··· Supplied entries

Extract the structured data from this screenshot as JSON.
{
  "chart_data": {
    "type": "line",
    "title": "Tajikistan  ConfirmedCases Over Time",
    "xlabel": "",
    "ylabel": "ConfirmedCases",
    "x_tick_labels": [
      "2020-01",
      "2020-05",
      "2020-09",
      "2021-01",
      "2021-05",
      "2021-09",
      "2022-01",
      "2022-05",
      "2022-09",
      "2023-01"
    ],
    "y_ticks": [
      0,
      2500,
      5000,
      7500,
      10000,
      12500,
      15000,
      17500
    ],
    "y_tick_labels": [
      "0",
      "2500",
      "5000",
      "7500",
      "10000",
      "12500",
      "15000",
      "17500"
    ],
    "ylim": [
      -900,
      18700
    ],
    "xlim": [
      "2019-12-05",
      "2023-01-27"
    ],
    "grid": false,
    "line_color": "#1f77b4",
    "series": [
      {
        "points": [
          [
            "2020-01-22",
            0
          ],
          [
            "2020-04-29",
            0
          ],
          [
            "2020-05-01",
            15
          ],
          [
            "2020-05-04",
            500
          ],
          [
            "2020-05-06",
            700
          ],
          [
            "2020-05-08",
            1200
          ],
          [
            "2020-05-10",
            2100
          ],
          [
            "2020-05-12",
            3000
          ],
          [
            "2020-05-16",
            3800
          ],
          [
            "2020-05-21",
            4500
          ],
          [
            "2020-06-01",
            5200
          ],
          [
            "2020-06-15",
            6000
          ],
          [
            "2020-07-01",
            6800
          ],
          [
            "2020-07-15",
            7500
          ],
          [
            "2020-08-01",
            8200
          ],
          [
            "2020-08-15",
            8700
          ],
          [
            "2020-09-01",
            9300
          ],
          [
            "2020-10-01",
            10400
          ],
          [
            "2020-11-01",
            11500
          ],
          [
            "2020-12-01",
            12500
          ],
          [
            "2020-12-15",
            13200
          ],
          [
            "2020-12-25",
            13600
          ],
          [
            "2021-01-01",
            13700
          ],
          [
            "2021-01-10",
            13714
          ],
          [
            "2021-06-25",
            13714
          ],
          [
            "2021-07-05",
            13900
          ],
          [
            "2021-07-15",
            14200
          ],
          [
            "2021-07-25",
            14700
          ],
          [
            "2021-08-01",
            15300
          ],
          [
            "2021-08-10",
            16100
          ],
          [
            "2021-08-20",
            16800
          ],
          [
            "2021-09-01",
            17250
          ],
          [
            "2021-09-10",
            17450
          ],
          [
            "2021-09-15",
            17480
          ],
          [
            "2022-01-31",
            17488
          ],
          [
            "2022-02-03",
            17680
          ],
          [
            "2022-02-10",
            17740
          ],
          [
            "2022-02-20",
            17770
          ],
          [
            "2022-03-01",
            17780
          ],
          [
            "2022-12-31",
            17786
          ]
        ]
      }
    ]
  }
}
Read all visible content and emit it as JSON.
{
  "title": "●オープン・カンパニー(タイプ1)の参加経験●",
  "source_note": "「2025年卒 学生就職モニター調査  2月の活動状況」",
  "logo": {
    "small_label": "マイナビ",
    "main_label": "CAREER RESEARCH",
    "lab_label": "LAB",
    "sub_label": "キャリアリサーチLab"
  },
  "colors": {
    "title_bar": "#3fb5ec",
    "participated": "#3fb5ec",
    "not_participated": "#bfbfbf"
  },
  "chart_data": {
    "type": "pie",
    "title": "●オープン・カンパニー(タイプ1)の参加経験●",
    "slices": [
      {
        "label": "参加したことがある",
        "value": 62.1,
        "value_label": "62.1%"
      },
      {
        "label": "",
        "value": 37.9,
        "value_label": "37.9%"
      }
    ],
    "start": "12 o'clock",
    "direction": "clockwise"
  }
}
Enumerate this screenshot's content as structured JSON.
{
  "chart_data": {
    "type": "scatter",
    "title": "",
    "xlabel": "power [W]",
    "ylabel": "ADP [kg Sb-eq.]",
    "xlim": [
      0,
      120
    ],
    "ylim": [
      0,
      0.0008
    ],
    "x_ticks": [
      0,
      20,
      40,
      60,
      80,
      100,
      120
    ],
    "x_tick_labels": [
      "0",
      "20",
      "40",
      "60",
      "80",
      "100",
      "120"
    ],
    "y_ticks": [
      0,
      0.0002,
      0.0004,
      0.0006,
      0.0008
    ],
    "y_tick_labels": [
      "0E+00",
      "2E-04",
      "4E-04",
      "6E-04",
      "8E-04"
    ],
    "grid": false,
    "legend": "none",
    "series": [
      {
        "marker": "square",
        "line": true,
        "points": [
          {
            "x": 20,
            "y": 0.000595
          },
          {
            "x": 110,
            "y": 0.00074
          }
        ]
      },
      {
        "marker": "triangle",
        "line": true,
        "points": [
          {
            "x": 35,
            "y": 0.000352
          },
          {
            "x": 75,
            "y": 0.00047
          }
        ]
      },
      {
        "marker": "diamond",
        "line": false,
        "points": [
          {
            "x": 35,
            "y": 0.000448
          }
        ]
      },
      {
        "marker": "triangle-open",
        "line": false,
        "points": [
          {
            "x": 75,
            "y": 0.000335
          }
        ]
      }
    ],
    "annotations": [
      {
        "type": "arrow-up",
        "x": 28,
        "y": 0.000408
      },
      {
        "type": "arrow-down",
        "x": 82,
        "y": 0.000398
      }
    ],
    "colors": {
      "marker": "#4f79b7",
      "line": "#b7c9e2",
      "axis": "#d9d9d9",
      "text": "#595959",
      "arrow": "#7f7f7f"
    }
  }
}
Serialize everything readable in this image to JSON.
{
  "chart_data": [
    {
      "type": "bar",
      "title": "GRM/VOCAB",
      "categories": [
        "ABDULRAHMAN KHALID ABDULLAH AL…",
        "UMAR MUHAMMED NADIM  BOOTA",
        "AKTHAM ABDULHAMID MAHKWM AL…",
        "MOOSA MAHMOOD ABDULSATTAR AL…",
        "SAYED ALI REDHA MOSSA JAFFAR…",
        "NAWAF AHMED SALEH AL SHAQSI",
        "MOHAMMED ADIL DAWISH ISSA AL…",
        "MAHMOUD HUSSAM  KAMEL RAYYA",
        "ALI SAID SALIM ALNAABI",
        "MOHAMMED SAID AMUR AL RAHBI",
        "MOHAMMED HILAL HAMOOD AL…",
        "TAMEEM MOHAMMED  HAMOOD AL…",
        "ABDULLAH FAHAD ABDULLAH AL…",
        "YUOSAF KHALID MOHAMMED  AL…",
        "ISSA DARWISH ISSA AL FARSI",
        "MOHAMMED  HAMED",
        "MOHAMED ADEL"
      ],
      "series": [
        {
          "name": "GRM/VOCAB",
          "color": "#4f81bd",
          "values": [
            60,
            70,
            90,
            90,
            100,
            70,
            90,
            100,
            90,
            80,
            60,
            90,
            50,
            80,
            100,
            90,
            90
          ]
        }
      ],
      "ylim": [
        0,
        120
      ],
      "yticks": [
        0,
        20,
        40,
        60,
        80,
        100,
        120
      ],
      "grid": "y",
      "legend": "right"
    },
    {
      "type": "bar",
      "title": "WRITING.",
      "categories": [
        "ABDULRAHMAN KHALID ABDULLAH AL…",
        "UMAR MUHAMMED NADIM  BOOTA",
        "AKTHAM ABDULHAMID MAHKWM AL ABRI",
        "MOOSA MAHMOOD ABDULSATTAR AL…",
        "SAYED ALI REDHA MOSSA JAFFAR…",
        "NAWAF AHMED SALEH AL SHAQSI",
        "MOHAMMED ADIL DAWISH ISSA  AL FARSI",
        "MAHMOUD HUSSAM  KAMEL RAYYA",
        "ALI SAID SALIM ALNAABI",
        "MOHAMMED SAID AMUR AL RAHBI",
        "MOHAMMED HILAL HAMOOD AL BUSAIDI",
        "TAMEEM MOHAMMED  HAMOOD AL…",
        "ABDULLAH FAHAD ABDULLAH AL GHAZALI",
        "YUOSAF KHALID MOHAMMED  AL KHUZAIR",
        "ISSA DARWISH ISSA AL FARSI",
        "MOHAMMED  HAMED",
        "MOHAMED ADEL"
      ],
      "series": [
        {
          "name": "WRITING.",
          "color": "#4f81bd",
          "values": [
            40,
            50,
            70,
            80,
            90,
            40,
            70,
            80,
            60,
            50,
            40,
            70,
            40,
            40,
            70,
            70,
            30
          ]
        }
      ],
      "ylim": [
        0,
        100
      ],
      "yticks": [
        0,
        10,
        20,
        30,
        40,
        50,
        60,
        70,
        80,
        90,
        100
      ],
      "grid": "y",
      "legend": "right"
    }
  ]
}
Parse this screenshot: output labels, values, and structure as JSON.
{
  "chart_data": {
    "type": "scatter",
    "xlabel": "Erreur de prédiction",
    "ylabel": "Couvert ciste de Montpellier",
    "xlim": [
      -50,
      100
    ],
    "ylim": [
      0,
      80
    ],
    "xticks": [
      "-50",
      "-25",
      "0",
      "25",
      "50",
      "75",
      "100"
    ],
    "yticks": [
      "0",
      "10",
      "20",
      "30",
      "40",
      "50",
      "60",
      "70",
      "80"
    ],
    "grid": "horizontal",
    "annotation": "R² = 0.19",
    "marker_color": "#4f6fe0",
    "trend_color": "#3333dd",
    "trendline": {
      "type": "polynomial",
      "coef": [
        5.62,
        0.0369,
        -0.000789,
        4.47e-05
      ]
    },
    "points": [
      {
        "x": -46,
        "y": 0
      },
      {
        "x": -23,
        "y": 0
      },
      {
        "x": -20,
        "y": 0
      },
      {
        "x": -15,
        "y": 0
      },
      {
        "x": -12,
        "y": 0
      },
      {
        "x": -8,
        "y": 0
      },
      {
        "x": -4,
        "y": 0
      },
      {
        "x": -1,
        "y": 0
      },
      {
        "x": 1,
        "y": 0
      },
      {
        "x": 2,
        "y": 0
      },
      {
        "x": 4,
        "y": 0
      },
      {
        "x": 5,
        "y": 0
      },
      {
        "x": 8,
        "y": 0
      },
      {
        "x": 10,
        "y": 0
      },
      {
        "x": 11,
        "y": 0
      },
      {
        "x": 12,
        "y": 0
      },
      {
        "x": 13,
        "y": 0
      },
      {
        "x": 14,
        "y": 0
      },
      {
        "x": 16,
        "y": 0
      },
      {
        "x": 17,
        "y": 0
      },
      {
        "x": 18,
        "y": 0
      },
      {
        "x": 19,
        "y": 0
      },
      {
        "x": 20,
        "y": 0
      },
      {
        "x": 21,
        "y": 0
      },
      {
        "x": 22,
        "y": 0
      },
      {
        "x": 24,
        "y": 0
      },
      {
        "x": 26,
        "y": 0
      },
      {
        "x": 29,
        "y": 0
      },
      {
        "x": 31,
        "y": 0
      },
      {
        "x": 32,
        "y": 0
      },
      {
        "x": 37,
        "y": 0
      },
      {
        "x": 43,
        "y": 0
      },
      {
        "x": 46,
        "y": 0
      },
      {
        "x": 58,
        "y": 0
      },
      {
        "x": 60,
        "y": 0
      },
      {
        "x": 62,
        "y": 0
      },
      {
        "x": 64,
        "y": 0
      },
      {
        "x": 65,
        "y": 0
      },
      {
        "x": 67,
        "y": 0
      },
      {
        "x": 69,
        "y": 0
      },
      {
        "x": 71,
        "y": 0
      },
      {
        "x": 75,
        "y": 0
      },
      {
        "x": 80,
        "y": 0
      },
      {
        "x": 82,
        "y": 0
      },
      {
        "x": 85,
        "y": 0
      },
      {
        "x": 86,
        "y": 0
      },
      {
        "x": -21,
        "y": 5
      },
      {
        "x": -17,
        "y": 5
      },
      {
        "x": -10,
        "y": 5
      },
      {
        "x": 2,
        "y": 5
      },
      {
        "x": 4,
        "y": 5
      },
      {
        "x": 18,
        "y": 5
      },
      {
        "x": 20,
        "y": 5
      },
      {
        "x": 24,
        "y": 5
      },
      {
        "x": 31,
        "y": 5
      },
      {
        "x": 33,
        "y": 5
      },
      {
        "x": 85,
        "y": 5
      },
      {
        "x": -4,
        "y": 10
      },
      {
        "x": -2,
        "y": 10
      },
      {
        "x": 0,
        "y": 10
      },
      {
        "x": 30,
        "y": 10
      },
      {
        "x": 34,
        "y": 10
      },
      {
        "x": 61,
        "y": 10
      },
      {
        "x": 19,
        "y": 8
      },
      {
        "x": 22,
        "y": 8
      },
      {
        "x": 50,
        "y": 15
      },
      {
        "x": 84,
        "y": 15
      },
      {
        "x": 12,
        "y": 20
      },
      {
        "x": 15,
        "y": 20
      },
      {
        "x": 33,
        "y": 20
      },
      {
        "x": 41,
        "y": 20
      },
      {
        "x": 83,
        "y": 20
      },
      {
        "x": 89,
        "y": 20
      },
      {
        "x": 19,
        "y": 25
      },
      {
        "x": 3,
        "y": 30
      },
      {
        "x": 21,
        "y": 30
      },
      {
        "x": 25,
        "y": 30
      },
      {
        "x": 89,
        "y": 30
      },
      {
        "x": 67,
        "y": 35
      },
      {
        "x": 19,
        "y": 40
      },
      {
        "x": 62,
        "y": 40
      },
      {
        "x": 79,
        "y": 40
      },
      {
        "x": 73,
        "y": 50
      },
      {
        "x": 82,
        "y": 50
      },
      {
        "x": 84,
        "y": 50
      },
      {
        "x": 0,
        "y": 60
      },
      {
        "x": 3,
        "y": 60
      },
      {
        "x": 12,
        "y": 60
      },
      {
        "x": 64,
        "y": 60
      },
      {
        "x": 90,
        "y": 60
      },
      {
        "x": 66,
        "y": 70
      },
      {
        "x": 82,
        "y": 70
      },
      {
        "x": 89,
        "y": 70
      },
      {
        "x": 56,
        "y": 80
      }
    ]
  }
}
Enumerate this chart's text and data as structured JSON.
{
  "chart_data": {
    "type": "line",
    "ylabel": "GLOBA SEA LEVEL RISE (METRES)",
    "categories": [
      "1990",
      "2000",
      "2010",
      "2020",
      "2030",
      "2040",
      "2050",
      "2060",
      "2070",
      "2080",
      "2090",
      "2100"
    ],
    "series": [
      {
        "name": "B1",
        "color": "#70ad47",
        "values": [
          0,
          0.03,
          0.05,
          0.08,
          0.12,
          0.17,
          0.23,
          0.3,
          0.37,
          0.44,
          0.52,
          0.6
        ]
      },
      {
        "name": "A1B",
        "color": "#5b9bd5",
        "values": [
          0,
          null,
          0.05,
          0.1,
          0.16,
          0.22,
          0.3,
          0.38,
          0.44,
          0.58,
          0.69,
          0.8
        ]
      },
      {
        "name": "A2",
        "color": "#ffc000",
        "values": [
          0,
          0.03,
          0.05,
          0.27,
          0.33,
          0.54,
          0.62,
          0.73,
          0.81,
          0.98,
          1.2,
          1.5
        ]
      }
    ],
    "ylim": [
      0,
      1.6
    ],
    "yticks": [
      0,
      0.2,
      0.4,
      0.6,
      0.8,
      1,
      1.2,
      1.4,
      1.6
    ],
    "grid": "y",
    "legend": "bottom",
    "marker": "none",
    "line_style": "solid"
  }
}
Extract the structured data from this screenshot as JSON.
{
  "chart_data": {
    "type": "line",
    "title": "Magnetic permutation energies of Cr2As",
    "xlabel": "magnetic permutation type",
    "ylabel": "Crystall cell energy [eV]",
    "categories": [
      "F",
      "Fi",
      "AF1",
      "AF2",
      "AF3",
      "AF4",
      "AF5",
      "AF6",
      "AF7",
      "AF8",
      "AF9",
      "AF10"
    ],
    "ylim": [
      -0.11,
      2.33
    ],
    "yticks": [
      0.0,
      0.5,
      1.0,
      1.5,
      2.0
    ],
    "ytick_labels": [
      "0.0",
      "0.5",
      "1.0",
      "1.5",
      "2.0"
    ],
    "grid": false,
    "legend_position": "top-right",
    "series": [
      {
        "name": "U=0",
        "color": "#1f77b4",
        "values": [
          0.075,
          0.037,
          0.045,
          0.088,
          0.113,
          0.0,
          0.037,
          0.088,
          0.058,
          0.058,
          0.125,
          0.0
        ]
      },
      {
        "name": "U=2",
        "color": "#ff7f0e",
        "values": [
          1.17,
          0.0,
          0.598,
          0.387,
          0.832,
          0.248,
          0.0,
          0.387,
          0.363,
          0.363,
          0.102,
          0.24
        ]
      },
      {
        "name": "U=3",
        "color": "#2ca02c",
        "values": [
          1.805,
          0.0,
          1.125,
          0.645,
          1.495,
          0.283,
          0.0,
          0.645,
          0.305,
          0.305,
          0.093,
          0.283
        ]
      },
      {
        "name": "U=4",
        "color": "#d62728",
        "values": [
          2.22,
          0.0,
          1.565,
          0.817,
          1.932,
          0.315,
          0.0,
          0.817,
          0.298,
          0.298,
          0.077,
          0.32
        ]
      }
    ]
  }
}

······

Brief: Look for the word "MAHKWM" and return every line where it occurs.

Task response:
        "AKTHAM ABDULHAMID MAHKWM AL…",
        "AKTHAM ABDULHAMID MAHKWM AL ABRI",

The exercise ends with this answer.